WORK TO DO
Repeat the entire listing exactly.

MATERIAL PROVIDED
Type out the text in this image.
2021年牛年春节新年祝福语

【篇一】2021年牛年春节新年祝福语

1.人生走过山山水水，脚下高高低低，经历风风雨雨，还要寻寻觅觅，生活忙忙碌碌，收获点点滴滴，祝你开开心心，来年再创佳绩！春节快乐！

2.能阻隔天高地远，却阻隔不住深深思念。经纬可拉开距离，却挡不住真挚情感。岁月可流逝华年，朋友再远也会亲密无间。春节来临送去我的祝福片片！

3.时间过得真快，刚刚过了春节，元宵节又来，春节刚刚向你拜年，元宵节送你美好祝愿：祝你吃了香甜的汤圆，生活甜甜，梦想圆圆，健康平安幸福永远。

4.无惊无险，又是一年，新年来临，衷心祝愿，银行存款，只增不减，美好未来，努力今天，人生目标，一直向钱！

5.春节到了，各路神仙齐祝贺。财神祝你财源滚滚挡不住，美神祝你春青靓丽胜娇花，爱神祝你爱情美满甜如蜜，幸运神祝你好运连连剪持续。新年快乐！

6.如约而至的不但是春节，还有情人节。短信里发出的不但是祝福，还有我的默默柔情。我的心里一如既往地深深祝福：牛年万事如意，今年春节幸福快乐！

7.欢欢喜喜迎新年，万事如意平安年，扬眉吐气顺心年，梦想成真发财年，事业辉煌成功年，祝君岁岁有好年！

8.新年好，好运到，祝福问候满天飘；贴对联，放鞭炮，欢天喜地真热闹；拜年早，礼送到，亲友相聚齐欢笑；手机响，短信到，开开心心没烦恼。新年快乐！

WORKED SOLUTION
Type out the text in this image.
2021年牛年春节新年祝福语

【篇一】2021年牛年春节新年祝福语

1.人生走过山山水水，脚下高高低低，经历风风雨雨，还要寻寻觅觅，生活忙忙碌碌，收获点点滴滴，祝你开开心心，来年再创佳绩！春节快乐！

2.能阻隔天高地远，却阻隔不住深深思念。经纬可拉开距离，却挡不住真挚情感。岁月可流逝华年，朋友再远也会亲密无间。春节来临送去我的祝福片片！

3.时间过得真快，刚刚过了春节，元宵节又来，春节刚刚向你拜年，元宵节送你美好祝愿：祝你吃了香甜的汤圆，生活甜甜，梦想圆圆，健康平安幸福永远。

4.无惊无险，又是一年，新年来临，衷心祝愿，银行存款，只增不减，美好未来，努力今天，人生目标，一直向钱！

5.春节到了，各路神仙齐祝贺。财神祝你财源滚滚挡不住，美神祝你春青靓丽胜娇花，爱神祝你爱情美满甜如蜜，幸运神祝你好运连连剪持续。新年快乐！

6.如约而至的不但是春节，还有情人节。短信里发出的不但是祝福，还有我的默默柔情。我的心里一如既往地深深祝福：牛年万事如意，今年春节幸福快乐！

7.欢欢喜喜迎新年，万事如意平安年，扬眉吐气顺心年，梦想成真发财年，事业辉煌成功年，祝君岁岁有好年！

8.新年好，好运到，祝福问候满天飘；贴对联，放鞭炮，欢天喜地真热闹；拜年早，礼送到，亲友相聚齐欢笑；手机响，短信到，开开心心没烦恼。新年快乐！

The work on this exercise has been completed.